## [Short exercise]
Make an exact transcription of the material, leaving out all images.

>> Start Data rows

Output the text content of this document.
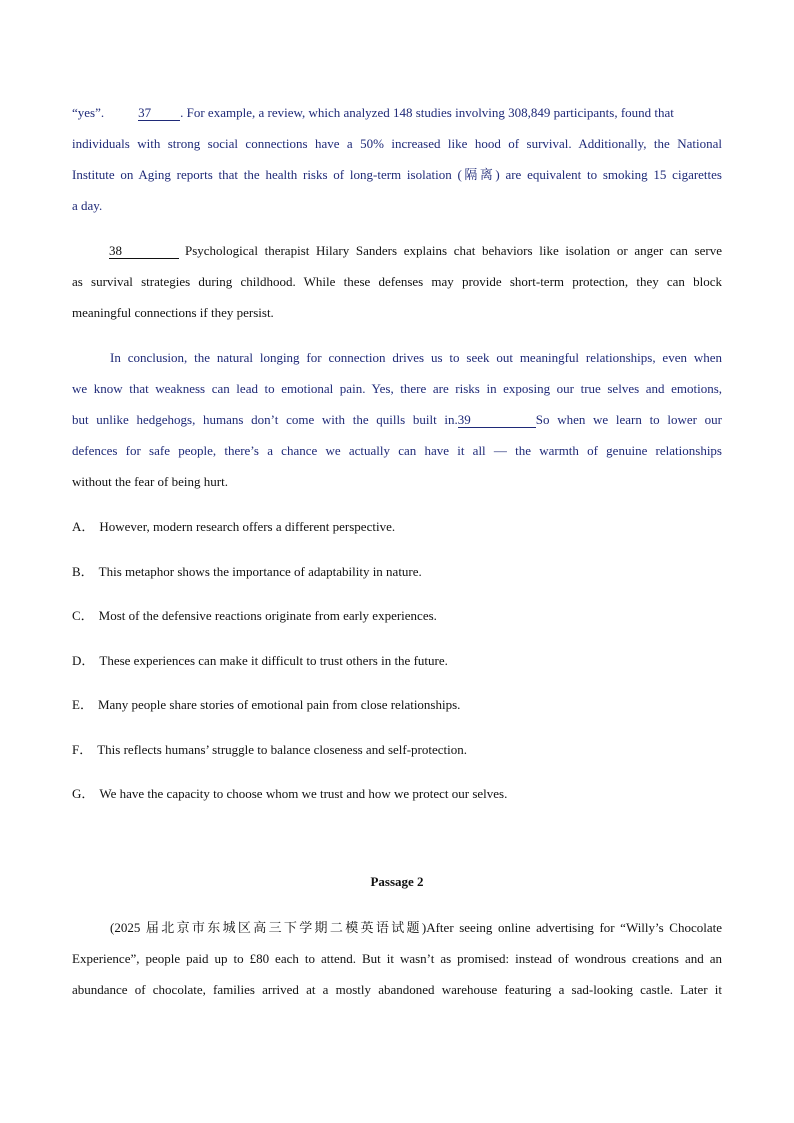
“yes”.	37 . For example, a review, which analyzed 148 studies involving 308,849 participants, found that
individuals with strong social connections have a 50% increased like hood of survival. Additionally, the National
Institute on Aging reports that the health risks of long-term isolation (隔离) are equivalent to smoking 15 cigarettes
a day.
38	Psychological therapist Hilary Sanders explains chat behaviors like isolation or anger can serve
as survival strategies during childhood. While these defenses may provide short-term protection, they can block
meaningful connections if they persist.
In conclusion, the natural longing for connection drives us to seek out meaningful relationships, even when
we know that weakness can lead to emotional pain. Yes, there are risks in exposing our true selves and emotions,
but unlike hedgehogs, humans don’t come with the quills built in.39	So when we learn to lower our
defences for safe people, there’s a chance we actually can have it all — the warmth of genuine relationships
without the fear of being hurt.
A． However, modern research offers a different perspective.
B． This metaphor shows the importance of adaptability in nature.
C． Most of the defensive reactions originate from early experiences.
D． These experiences can make it difficult to trust others in the future.
E． Many people share stories of emotional pain from close relationships.
F． This reflects humans’ struggle to balance closeness and self-protection.
G． We have the capacity to choose whom we trust and how we protect our selves.
Passage 2
(2025 届北京市东城区高三下学期二模英语试题)After seeing online advertising for “Willy’s Chocolate
Experience”, people paid up to £80 each to attend. But it wasn’t as promised: instead of wondrous creations and an
abundance of chocolate, families arrived at a mostly abandoned warehouse featuring a sad-looking castle. Later it
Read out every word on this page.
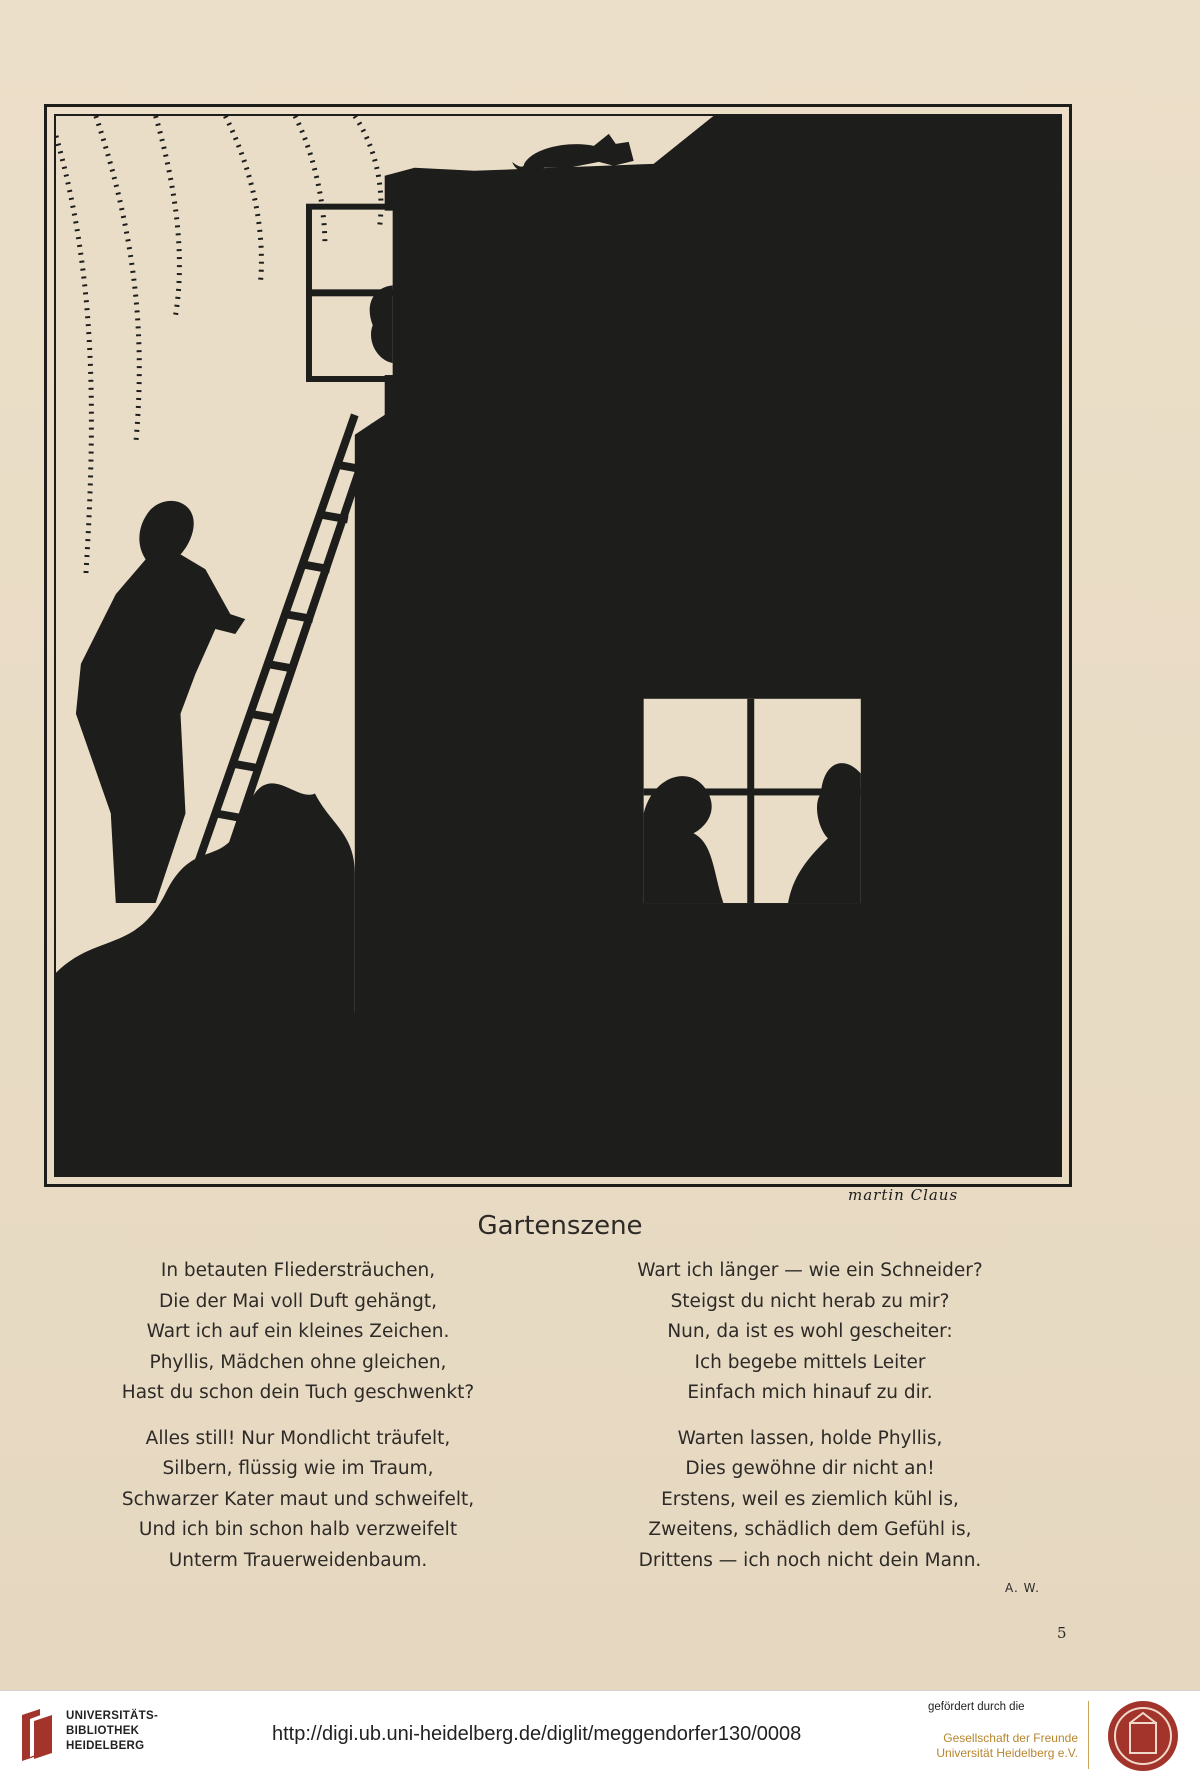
martin Claus
Gartenszene
In betauten Fliedersträuchen,
Die der Mai voll Duft gehängt,
Wart ich auf ein kleines Zeichen.
Phyllis, Mädchen ohne gleichen,
Hast du schon dein Tuch geschwenkt?
Alles still! Nur Mondlicht träufelt,
Silbern, flüssig wie im Traum,
Schwarzer Kater maut und schweifelt,
Und ich bin schon halb verzweifelt
Unterm Trauerweidenbaum.
Wart ich länger — wie ein Schneider?
Steigst du nicht herab zu mir?
Nun, da ist es wohl gescheiter:
Ich begebe mittels Leiter
Einfach mich hinauf zu dir.
Warten lassen, holde Phyllis,
Dies gewöhne dir nicht an!
Erstens, weil es ziemlich kühl is,
Zweitens, schädlich dem Gefühl is,
Drittens — ich noch nicht dein Mann.
A. W.
5
UNIVERSITÄTS-
BIBLIOTHEK
HEIDELBERG
http://digi.ub.uni-heidelberg.de/diglit/meggendorfer130/0008
gefördert durch die
Gesellschaft der Freunde
Universität Heidelberg e.V.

>> End Data rows

## [Result for this task]
Output the text content of this document.
“yes”.	37 . For example, a review, which analyzed 148 studies involving 308,849 participants, found that
individuals with strong social connections have a 50% increased like hood of survival. Additionally, the National
Institute on Aging reports that the health risks of long-term isolation (隔离) are equivalent to smoking 15 cigarettes
a day.
38	Psychological therapist Hilary Sanders explains chat behaviors like isolation or anger can serve
as survival strategies during childhood. While these defenses may provide short-term protection, they can block
meaningful connections if they persist.
In conclusion, the natural longing for connection drives us to seek out meaningful relationships, even when
we know that weakness can lead to emotional pain. Yes, there are risks in exposing our true selves and emotions,
but unlike hedgehogs, humans don’t come with the quills built in.39	So when we learn to lower our
defences for safe people, there’s a chance we actually can have it all — the warmth of genuine relationships
without the fear of being hurt.
A． However, modern research offers a different perspective.
B． This metaphor shows the importance of adaptability in nature.
C． Most of the defensive reactions originate from early experiences.
D． These experiences can make it difficult to trust others in the future.
E． Many people share stories of emotional pain from close relationships.
F． This reflects humans’ struggle to balance closeness and self-protection.
G． We have the capacity to choose whom we trust and how we protect our selves.
Passage 2
(2025 届北京市东城区高三下学期二模英语试题)After seeing online advertising for “Willy’s Chocolate
Experience”, people paid up to £80 each to attend. But it wasn’t as promised: instead of wondrous creations and an
abundance of chocolate, families arrived at a mostly abandoned warehouse featuring a sad-looking castle. Later it
Read out every word on this page.
martin Claus
Gartenszene
In betauten Fliedersträuchen,
Die der Mai voll Duft gehängt,
Wart ich auf ein kleines Zeichen.
Phyllis, Mädchen ohne gleichen,
Hast du schon dein Tuch geschwenkt?
Alles still! Nur Mondlicht träufelt,
Silbern, flüssig wie im Traum,
Schwarzer Kater maut und schweifelt,
Und ich bin schon halb verzweifelt
Unterm Trauerweidenbaum.
Wart ich länger — wie ein Schneider?
Steigst du nicht herab zu mir?
Nun, da ist es wohl gescheiter:
Ich begebe mittels Leiter
Einfach mich hinauf zu dir.
Warten lassen, holde Phyllis,
Dies gewöhne dir nicht an!
Erstens, weil es ziemlich kühl is,
Zweitens, schädlich dem Gefühl is,
Drittens — ich noch nicht dein Mann.
A. W.
5
UNIVERSITÄTS-
BIBLIOTHEK
HEIDELBERG
http://digi.ub.uni-heidelberg.de/diglit/meggendorfer130/0008
gefördert durch die
Gesellschaft der Freunde
Universität Heidelberg e.V.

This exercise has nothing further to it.